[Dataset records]
━━━━━━━━━━━━━━━━━━━━━━━━━━━━━━
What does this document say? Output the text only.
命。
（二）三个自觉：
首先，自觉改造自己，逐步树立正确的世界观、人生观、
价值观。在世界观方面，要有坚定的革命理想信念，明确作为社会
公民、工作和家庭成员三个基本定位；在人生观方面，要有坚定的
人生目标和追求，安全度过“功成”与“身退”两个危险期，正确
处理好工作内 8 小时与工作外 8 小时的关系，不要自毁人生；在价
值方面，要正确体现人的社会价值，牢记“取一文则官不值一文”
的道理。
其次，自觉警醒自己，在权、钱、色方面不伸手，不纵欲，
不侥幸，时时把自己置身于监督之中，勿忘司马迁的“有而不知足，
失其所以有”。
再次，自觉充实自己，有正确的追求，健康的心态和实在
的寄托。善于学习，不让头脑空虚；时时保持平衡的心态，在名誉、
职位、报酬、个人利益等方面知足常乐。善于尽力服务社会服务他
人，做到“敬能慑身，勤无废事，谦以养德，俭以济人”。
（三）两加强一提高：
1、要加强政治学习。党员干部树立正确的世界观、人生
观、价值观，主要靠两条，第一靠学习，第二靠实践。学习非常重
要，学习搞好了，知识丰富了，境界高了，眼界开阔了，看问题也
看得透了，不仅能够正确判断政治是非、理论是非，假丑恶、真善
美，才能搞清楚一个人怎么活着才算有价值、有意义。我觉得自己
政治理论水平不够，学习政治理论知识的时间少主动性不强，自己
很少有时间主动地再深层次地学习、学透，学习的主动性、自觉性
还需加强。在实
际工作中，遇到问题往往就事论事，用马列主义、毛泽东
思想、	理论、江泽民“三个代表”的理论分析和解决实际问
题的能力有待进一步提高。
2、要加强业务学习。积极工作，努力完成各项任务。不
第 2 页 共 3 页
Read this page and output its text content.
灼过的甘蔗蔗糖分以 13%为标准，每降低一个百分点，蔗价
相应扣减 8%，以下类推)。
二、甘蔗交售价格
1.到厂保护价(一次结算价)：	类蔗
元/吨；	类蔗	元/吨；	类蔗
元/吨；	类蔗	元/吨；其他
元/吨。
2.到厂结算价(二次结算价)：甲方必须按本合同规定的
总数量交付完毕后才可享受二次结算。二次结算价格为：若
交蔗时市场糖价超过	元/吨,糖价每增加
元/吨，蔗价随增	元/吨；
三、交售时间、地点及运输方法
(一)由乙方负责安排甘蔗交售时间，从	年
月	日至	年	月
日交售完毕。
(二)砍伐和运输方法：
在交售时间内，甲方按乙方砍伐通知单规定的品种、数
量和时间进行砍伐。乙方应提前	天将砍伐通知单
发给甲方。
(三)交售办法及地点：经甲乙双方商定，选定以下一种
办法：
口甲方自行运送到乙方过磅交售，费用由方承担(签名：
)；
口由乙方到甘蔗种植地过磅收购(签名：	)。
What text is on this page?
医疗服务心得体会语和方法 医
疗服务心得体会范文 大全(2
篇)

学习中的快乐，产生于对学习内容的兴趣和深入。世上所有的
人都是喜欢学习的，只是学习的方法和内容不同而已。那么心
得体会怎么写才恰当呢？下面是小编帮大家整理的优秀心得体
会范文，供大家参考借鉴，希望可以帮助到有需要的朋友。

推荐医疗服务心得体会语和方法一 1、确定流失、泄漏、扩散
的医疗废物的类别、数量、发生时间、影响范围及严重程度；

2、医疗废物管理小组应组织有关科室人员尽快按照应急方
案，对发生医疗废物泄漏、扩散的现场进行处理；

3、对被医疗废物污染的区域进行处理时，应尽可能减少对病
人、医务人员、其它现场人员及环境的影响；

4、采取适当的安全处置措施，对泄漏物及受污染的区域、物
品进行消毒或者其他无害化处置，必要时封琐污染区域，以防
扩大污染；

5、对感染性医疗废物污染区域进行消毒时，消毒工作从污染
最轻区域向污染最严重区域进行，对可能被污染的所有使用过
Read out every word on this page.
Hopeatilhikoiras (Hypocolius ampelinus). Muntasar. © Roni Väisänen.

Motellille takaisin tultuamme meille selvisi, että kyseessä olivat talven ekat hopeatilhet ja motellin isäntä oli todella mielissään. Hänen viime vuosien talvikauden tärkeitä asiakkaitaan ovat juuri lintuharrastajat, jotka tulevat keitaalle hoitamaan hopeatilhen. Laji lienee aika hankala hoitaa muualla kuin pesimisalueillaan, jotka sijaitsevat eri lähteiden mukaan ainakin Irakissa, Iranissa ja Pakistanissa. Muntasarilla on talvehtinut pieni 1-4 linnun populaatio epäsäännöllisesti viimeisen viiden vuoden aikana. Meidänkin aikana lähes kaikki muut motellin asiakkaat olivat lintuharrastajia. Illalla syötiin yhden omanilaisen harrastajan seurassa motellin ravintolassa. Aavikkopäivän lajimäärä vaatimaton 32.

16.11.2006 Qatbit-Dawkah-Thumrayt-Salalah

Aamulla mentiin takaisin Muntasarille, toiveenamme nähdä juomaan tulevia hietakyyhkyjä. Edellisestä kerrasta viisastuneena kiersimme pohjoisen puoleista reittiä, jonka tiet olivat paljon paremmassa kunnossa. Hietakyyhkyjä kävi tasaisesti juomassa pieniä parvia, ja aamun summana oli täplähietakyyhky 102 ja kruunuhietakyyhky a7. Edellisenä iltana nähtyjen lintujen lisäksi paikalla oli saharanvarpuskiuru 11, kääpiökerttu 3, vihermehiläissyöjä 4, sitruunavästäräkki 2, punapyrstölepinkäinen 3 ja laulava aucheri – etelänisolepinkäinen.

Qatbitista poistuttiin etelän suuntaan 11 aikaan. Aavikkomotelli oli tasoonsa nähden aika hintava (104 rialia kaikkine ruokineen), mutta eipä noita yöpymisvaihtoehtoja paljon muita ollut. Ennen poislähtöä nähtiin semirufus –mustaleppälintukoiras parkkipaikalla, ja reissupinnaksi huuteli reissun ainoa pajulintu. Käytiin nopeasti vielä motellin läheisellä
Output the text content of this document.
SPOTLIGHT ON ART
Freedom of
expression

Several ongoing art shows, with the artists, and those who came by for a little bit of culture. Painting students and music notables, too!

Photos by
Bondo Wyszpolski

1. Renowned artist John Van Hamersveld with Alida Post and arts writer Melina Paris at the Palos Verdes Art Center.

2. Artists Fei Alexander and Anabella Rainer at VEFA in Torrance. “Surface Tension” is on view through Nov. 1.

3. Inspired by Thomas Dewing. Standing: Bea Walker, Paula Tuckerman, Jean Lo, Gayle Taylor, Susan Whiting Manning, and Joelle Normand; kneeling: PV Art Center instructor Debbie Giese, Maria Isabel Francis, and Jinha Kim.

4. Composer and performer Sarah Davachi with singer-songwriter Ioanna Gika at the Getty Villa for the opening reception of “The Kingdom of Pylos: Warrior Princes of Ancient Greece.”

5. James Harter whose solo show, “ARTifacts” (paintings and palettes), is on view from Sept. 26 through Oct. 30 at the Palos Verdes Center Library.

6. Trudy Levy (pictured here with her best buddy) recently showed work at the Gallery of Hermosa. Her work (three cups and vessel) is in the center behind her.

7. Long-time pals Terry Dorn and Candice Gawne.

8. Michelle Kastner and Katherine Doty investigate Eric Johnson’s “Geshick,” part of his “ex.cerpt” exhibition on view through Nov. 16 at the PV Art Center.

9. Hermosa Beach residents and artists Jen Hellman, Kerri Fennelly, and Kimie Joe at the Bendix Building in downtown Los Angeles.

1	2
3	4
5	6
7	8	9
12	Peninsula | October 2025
━━━━━━━━━━━━━━━━━━━━━━━━━━━━━━
Each entry above is to be quoted exactly.

[Reply]:
What does this document say? Output the text only.
命。
（二）三个自觉：
首先，自觉改造自己，逐步树立正确的世界观、人生观、
价值观。在世界观方面，要有坚定的革命理想信念，明确作为社会
公民、工作和家庭成员三个基本定位；在人生观方面，要有坚定的
人生目标和追求，安全度过“功成”与“身退”两个危险期，正确
处理好工作内 8 小时与工作外 8 小时的关系，不要自毁人生；在价
值方面，要正确体现人的社会价值，牢记“取一文则官不值一文”
的道理。
其次，自觉警醒自己，在权、钱、色方面不伸手，不纵欲，
不侥幸，时时把自己置身于监督之中，勿忘司马迁的“有而不知足，
失其所以有”。
再次，自觉充实自己，有正确的追求，健康的心态和实在
的寄托。善于学习，不让头脑空虚；时时保持平衡的心态，在名誉、
职位、报酬、个人利益等方面知足常乐。善于尽力服务社会服务他
人，做到“敬能慑身，勤无废事，谦以养德，俭以济人”。
（三）两加强一提高：
1、要加强政治学习。党员干部树立正确的世界观、人生
观、价值观，主要靠两条，第一靠学习，第二靠实践。学习非常重
要，学习搞好了，知识丰富了，境界高了，眼界开阔了，看问题也
看得透了，不仅能够正确判断政治是非、理论是非，假丑恶、真善
美，才能搞清楚一个人怎么活着才算有价值、有意义。我觉得自己
政治理论水平不够，学习政治理论知识的时间少主动性不强，自己
很少有时间主动地再深层次地学习、学透，学习的主动性、自觉性
还需加强。在实
际工作中，遇到问题往往就事论事，用马列主义、毛泽东
思想、	理论、江泽民“三个代表”的理论分析和解决实际问
题的能力有待进一步提高。
2、要加强业务学习。积极工作，努力完成各项任务。不
第 2 页 共 3 页
Read this page and output its text content.
灼过的甘蔗蔗糖分以 13%为标准，每降低一个百分点，蔗价
相应扣减 8%，以下类推)。
二、甘蔗交售价格
1.到厂保护价(一次结算价)：	类蔗
元/吨；	类蔗	元/吨；	类蔗
元/吨；	类蔗	元/吨；其他
元/吨。
2.到厂结算价(二次结算价)：甲方必须按本合同规定的
总数量交付完毕后才可享受二次结算。二次结算价格为：若
交蔗时市场糖价超过	元/吨,糖价每增加
元/吨，蔗价随增	元/吨；
三、交售时间、地点及运输方法
(一)由乙方负责安排甘蔗交售时间，从	年
月	日至	年	月
日交售完毕。
(二)砍伐和运输方法：
在交售时间内，甲方按乙方砍伐通知单规定的品种、数
量和时间进行砍伐。乙方应提前	天将砍伐通知单
发给甲方。
(三)交售办法及地点：经甲乙双方商定，选定以下一种
办法：
口甲方自行运送到乙方过磅交售，费用由方承担(签名：
)；
口由乙方到甘蔗种植地过磅收购(签名：	)。
What text is on this page?
医疗服务心得体会语和方法 医
疗服务心得体会范文 大全(2
篇)

学习中的快乐，产生于对学习内容的兴趣和深入。世上所有的
人都是喜欢学习的，只是学习的方法和内容不同而已。那么心
得体会怎么写才恰当呢？下面是小编帮大家整理的优秀心得体
会范文，供大家参考借鉴，希望可以帮助到有需要的朋友。

推荐医疗服务心得体会语和方法一 1、确定流失、泄漏、扩散
的医疗废物的类别、数量、发生时间、影响范围及严重程度；

2、医疗废物管理小组应组织有关科室人员尽快按照应急方
案，对发生医疗废物泄漏、扩散的现场进行处理；

3、对被医疗废物污染的区域进行处理时，应尽可能减少对病
人、医务人员、其它现场人员及环境的影响；

4、采取适当的安全处置措施，对泄漏物及受污染的区域、物
品进行消毒或者其他无害化处置，必要时封琐污染区域，以防
扩大污染；

5、对感染性医疗废物污染区域进行消毒时，消毒工作从污染
最轻区域向污染最严重区域进行，对可能被污染的所有使用过
Read out every word on this page.
Hopeatilhikoiras (Hypocolius ampelinus). Muntasar. © Roni Väisänen.

Motellille takaisin tultuamme meille selvisi, että kyseessä olivat talven ekat hopeatilhet ja motellin isäntä oli todella mielissään. Hänen viime vuosien talvikauden tärkeitä asiakkaitaan ovat juuri lintuharrastajat, jotka tulevat keitaalle hoitamaan hopeatilhen. Laji lienee aika hankala hoitaa muualla kuin pesimisalueillaan, jotka sijaitsevat eri lähteiden mukaan ainakin Irakissa, Iranissa ja Pakistanissa. Muntasarilla on talvehtinut pieni 1-4 linnun populaatio epäsäännöllisesti viimeisen viiden vuoden aikana. Meidänkin aikana lähes kaikki muut motellin asiakkaat olivat lintuharrastajia. Illalla syötiin yhden omanilaisen harrastajan seurassa motellin ravintolassa. Aavikkopäivän lajimäärä vaatimaton 32.

16.11.2006 Qatbit-Dawkah-Thumrayt-Salalah

Aamulla mentiin takaisin Muntasarille, toiveenamme nähdä juomaan tulevia hietakyyhkyjä. Edellisestä kerrasta viisastuneena kiersimme pohjoisen puoleista reittiä, jonka tiet olivat paljon paremmassa kunnossa. Hietakyyhkyjä kävi tasaisesti juomassa pieniä parvia, ja aamun summana oli täplähietakyyhky 102 ja kruunuhietakyyhky a7. Edellisenä iltana nähtyjen lintujen lisäksi paikalla oli saharanvarpuskiuru 11, kääpiökerttu 3, vihermehiläissyöjä 4, sitruunavästäräkki 2, punapyrstölepinkäinen 3 ja laulava aucheri – etelänisolepinkäinen.

Qatbitista poistuttiin etelän suuntaan 11 aikaan. Aavikkomotelli oli tasoonsa nähden aika hintava (104 rialia kaikkine ruokineen), mutta eipä noita yöpymisvaihtoehtoja paljon muita ollut. Ennen poislähtöä nähtiin semirufus –mustaleppälintukoiras parkkipaikalla, ja reissupinnaksi huuteli reissun ainoa pajulintu. Käytiin nopeasti vielä motellin läheisellä
Output the text content of this document.
SPOTLIGHT ON ART
Freedom of
expression

Several ongoing art shows, with the artists, and those who came by for a little bit of culture. Painting students and music notables, too!

Photos by
Bondo Wyszpolski

1. Renowned artist John Van Hamersveld with Alida Post and arts writer Melina Paris at the Palos Verdes Art Center.

2. Artists Fei Alexander and Anabella Rainer at VEFA in Torrance. “Surface Tension” is on view through Nov. 1.

3. Inspired by Thomas Dewing. Standing: Bea Walker, Paula Tuckerman, Jean Lo, Gayle Taylor, Susan Whiting Manning, and Joelle Normand; kneeling: PV Art Center instructor Debbie Giese, Maria Isabel Francis, and Jinha Kim.

4. Composer and performer Sarah Davachi with singer-songwriter Ioanna Gika at the Getty Villa for the opening reception of “The Kingdom of Pylos: Warrior Princes of Ancient Greece.”

5. James Harter whose solo show, “ARTifacts” (paintings and palettes), is on view from Sept. 26 through Oct. 30 at the Palos Verdes Center Library.

6. Trudy Levy (pictured here with her best buddy) recently showed work at the Gallery of Hermosa. Her work (three cups and vessel) is in the center behind her.

7. Long-time pals Terry Dorn and Candice Gawne.

8. Michelle Kastner and Katherine Doty investigate Eric Johnson’s “Geshick,” part of his “ex.cerpt” exhibition on view through Nov. 16 at the PV Art Center.

9. Hermosa Beach residents and artists Jen Hellman, Kerri Fennelly, and Kimie Joe at the Bendix Building in downtown Los Angeles.

1	2
3	4
5	6
7	8	9
12	Peninsula | October 2025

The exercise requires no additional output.